» **Brief**: Write out every single entry exactly.

(Data entries)

━━━━━━━━━━━━━━━━

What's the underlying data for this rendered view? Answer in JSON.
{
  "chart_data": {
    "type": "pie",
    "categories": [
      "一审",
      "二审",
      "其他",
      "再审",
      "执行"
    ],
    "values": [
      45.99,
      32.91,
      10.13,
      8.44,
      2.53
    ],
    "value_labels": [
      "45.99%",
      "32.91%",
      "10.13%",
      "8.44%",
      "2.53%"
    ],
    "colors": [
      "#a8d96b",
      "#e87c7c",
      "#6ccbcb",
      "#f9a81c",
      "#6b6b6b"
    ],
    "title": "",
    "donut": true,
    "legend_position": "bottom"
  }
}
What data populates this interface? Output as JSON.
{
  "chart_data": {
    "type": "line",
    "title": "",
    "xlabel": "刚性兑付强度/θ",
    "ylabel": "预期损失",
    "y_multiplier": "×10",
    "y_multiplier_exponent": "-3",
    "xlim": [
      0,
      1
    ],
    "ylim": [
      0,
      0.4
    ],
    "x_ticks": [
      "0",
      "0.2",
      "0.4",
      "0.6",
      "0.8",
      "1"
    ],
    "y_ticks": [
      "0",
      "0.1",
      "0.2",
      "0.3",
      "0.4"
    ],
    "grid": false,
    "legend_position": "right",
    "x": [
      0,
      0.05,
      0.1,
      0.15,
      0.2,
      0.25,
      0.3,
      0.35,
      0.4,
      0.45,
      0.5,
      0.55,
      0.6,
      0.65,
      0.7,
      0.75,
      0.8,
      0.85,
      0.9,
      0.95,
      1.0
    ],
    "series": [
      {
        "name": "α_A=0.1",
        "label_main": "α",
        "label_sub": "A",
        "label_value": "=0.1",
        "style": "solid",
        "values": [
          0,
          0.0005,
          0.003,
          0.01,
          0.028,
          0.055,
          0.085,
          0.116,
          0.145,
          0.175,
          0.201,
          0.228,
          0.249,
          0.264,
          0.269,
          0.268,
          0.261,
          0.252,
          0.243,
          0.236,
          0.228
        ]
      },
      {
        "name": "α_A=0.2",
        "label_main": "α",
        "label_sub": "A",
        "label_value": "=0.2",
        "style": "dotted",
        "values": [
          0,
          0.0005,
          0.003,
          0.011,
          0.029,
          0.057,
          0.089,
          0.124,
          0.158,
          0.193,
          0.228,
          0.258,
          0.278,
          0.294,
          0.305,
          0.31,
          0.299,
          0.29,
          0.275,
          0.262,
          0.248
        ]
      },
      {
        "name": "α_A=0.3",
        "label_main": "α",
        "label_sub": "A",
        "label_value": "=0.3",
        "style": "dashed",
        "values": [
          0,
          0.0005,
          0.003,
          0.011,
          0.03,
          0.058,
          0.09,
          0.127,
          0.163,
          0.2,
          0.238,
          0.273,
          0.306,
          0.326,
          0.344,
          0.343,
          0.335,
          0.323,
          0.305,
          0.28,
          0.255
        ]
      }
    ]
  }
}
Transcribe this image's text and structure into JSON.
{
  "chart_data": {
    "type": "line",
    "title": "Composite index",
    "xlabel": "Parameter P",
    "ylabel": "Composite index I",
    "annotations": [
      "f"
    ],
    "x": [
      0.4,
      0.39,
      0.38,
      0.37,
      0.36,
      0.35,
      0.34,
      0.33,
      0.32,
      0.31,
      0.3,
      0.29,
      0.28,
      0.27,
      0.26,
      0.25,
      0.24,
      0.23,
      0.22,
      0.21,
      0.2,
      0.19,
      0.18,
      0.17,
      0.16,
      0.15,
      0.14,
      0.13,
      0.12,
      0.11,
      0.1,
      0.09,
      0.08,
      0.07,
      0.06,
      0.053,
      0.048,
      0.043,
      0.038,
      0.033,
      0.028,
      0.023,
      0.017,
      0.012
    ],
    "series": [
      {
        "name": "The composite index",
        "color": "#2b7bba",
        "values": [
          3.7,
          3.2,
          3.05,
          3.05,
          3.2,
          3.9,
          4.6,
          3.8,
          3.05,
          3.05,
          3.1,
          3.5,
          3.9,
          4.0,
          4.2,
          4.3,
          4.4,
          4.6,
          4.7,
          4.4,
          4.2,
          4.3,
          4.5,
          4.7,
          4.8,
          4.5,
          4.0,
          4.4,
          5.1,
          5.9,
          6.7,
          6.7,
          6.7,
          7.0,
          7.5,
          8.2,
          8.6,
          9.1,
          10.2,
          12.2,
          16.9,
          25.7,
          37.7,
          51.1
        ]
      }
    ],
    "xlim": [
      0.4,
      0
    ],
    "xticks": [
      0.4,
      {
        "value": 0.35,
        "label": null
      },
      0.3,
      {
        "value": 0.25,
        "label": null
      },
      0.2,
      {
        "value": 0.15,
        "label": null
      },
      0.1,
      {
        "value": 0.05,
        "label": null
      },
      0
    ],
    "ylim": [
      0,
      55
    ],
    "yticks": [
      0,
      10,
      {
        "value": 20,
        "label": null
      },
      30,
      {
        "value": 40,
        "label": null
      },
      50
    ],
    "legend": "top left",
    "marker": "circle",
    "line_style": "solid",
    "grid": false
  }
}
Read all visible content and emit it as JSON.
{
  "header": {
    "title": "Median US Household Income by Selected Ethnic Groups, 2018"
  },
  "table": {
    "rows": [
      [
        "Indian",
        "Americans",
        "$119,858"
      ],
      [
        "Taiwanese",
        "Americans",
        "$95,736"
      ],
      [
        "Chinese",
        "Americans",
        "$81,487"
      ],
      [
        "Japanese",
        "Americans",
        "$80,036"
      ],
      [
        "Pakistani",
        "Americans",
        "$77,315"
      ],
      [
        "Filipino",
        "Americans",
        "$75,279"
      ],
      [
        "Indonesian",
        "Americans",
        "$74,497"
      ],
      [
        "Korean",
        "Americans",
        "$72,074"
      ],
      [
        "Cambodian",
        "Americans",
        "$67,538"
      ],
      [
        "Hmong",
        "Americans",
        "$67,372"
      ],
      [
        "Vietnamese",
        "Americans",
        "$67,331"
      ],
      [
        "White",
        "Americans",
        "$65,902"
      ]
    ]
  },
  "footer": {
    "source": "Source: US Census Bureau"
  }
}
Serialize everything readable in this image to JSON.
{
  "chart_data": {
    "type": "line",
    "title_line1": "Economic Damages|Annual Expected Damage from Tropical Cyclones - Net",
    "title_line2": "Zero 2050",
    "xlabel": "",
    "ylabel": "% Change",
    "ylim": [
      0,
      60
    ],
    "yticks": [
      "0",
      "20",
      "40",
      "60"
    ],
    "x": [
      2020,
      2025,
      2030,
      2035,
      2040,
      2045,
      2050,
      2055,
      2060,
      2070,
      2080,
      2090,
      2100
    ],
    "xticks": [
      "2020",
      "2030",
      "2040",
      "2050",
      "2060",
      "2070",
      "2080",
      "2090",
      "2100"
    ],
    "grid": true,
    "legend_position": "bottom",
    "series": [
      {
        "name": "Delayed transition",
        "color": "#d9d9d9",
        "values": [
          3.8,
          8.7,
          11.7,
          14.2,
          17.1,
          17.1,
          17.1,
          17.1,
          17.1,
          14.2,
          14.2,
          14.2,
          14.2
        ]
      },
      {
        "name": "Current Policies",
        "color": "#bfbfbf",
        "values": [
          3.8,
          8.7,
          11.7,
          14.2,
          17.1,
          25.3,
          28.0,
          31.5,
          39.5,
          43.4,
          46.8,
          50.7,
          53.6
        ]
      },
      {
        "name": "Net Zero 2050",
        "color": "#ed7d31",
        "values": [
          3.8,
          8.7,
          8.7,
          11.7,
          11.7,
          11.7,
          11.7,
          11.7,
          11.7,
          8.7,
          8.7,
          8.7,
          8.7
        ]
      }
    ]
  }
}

━━━━━━━━━━━━━━━━

» **Answer to this task**:
What's the underlying data for this rendered view? Answer in JSON.
{
  "chart_data": {
    "type": "pie",
    "categories": [
      "一审",
      "二审",
      "其他",
      "再审",
      "执行"
    ],
    "values": [
      45.99,
      32.91,
      10.13,
      8.44,
      2.53
    ],
    "value_labels": [
      "45.99%",
      "32.91%",
      "10.13%",
      "8.44%",
      "2.53%"
    ],
    "colors": [
      "#a8d96b",
      "#e87c7c",
      "#6ccbcb",
      "#f9a81c",
      "#6b6b6b"
    ],
    "title": "",
    "donut": true,
    "legend_position": "bottom"
  }
}
What data populates this interface? Output as JSON.
{
  "chart_data": {
    "type": "line",
    "title": "",
    "xlabel": "刚性兑付强度/θ",
    "ylabel": "预期损失",
    "y_multiplier": "×10",
    "y_multiplier_exponent": "-3",
    "xlim": [
      0,
      1
    ],
    "ylim": [
      0,
      0.4
    ],
    "x_ticks": [
      "0",
      "0.2",
      "0.4",
      "0.6",
      "0.8",
      "1"
    ],
    "y_ticks": [
      "0",
      "0.1",
      "0.2",
      "0.3",
      "0.4"
    ],
    "grid": false,
    "legend_position": "right",
    "x": [
      0,
      0.05,
      0.1,
      0.15,
      0.2,
      0.25,
      0.3,
      0.35,
      0.4,
      0.45,
      0.5,
      0.55,
      0.6,
      0.65,
      0.7,
      0.75,
      0.8,
      0.85,
      0.9,
      0.95,
      1.0
    ],
    "series": [
      {
        "name": "α_A=0.1",
        "label_main": "α",
        "label_sub": "A",
        "label_value": "=0.1",
        "style": "solid",
        "values": [
          0,
          0.0005,
          0.003,
          0.01,
          0.028,
          0.055,
          0.085,
          0.116,
          0.145,
          0.175,
          0.201,
          0.228,
          0.249,
          0.264,
          0.269,
          0.268,
          0.261,
          0.252,
          0.243,
          0.236,
          0.228
        ]
      },
      {
        "name": "α_A=0.2",
        "label_main": "α",
        "label_sub": "A",
        "label_value": "=0.2",
        "style": "dotted",
        "values": [
          0,
          0.0005,
          0.003,
          0.011,
          0.029,
          0.057,
          0.089,
          0.124,
          0.158,
          0.193,
          0.228,
          0.258,
          0.278,
          0.294,
          0.305,
          0.31,
          0.299,
          0.29,
          0.275,
          0.262,
          0.248
        ]
      },
      {
        "name": "α_A=0.3",
        "label_main": "α",
        "label_sub": "A",
        "label_value": "=0.3",
        "style": "dashed",
        "values": [
          0,
          0.0005,
          0.003,
          0.011,
          0.03,
          0.058,
          0.09,
          0.127,
          0.163,
          0.2,
          0.238,
          0.273,
          0.306,
          0.326,
          0.344,
          0.343,
          0.335,
          0.323,
          0.305,
          0.28,
          0.255
        ]
      }
    ]
  }
}
Transcribe this image's text and structure into JSON.
{
  "chart_data": {
    "type": "line",
    "title": "Composite index",
    "xlabel": "Parameter P",
    "ylabel": "Composite index I",
    "annotations": [
      "f"
    ],
    "x": [
      0.4,
      0.39,
      0.38,
      0.37,
      0.36,
      0.35,
      0.34,
      0.33,
      0.32,
      0.31,
      0.3,
      0.29,
      0.28,
      0.27,
      0.26,
      0.25,
      0.24,
      0.23,
      0.22,
      0.21,
      0.2,
      0.19,
      0.18,
      0.17,
      0.16,
      0.15,
      0.14,
      0.13,
      0.12,
      0.11,
      0.1,
      0.09,
      0.08,
      0.07,
      0.06,
      0.053,
      0.048,
      0.043,
      0.038,
      0.033,
      0.028,
      0.023,
      0.017,
      0.012
    ],
    "series": [
      {
        "name": "The composite index",
        "color": "#2b7bba",
        "values": [
          3.7,
          3.2,
          3.05,
          3.05,
          3.2,
          3.9,
          4.6,
          3.8,
          3.05,
          3.05,
          3.1,
          3.5,
          3.9,
          4.0,
          4.2,
          4.3,
          4.4,
          4.6,
          4.7,
          4.4,
          4.2,
          4.3,
          4.5,
          4.7,
          4.8,
          4.5,
          4.0,
          4.4,
          5.1,
          5.9,
          6.7,
          6.7,
          6.7,
          7.0,
          7.5,
          8.2,
          8.6,
          9.1,
          10.2,
          12.2,
          16.9,
          25.7,
          37.7,
          51.1
        ]
      }
    ],
    "xlim": [
      0.4,
      0
    ],
    "xticks": [
      0.4,
      {
        "value": 0.35,
        "label": null
      },
      0.3,
      {
        "value": 0.25,
        "label": null
      },
      0.2,
      {
        "value": 0.15,
        "label": null
      },
      0.1,
      {
        "value": 0.05,
        "label": null
      },
      0
    ],
    "ylim": [
      0,
      55
    ],
    "yticks": [
      0,
      10,
      {
        "value": 20,
        "label": null
      },
      30,
      {
        "value": 40,
        "label": null
      },
      50
    ],
    "legend": "top left",
    "marker": "circle",
    "line_style": "solid",
    "grid": false
  }
}
Read all visible content and emit it as JSON.
{
  "header": {
    "title": "Median US Household Income by Selected Ethnic Groups, 2018"
  },
  "table": {
    "rows": [
      [
        "Indian",
        "Americans",
        "$119,858"
      ],
      [
        "Taiwanese",
        "Americans",
        "$95,736"
      ],
      [
        "Chinese",
        "Americans",
        "$81,487"
      ],
      [
        "Japanese",
        "Americans",
        "$80,036"
      ],
      [
        "Pakistani",
        "Americans",
        "$77,315"
      ],
      [
        "Filipino",
        "Americans",
        "$75,279"
      ],
      [
        "Indonesian",
        "Americans",
        "$74,497"
      ],
      [
        "Korean",
        "Americans",
        "$72,074"
      ],
      [
        "Cambodian",
        "Americans",
        "$67,538"
      ],
      [
        "Hmong",
        "Americans",
        "$67,372"
      ],
      [
        "Vietnamese",
        "Americans",
        "$67,331"
      ],
      [
        "White",
        "Americans",
        "$65,902"
      ]
    ]
  },
  "footer": {
    "source": "Source: US Census Bureau"
  }
}
Serialize everything readable in this image to JSON.
{
  "chart_data": {
    "type": "line",
    "title_line1": "Economic Damages|Annual Expected Damage from Tropical Cyclones - Net",
    "title_line2": "Zero 2050",
    "xlabel": "",
    "ylabel": "% Change",
    "ylim": [
      0,
      60
    ],
    "yticks": [
      "0",
      "20",
      "40",
      "60"
    ],
    "x": [
      2020,
      2025,
      2030,
      2035,
      2040,
      2045,
      2050,
      2055,
      2060,
      2070,
      2080,
      2090,
      2100
    ],
    "xticks": [
      "2020",
      "2030",
      "2040",
      "2050",
      "2060",
      "2070",
      "2080",
      "2090",
      "2100"
    ],
    "grid": true,
    "legend_position": "bottom",
    "series": [
      {
        "name": "Delayed transition",
        "color": "#d9d9d9",
        "values": [
          3.8,
          8.7,
          11.7,
          14.2,
          17.1,
          17.1,
          17.1,
          17.1,
          17.1,
          14.2,
          14.2,
          14.2,
          14.2
        ]
      },
      {
        "name": "Current Policies",
        "color": "#bfbfbf",
        "values": [
          3.8,
          8.7,
          11.7,
          14.2,
          17.1,
          25.3,
          28.0,
          31.5,
          39.5,
          43.4,
          46.8,
          50.7,
          53.6
        ]
      },
      {
        "name": "Net Zero 2050",
        "color": "#ed7d31",
        "values": [
          3.8,
          8.7,
          8.7,
          11.7,
          11.7,
          11.7,
          11.7,
          11.7,
          11.7,
          8.7,
          8.7,
          8.7,
          8.7
        ]
      }
    ]
  }
}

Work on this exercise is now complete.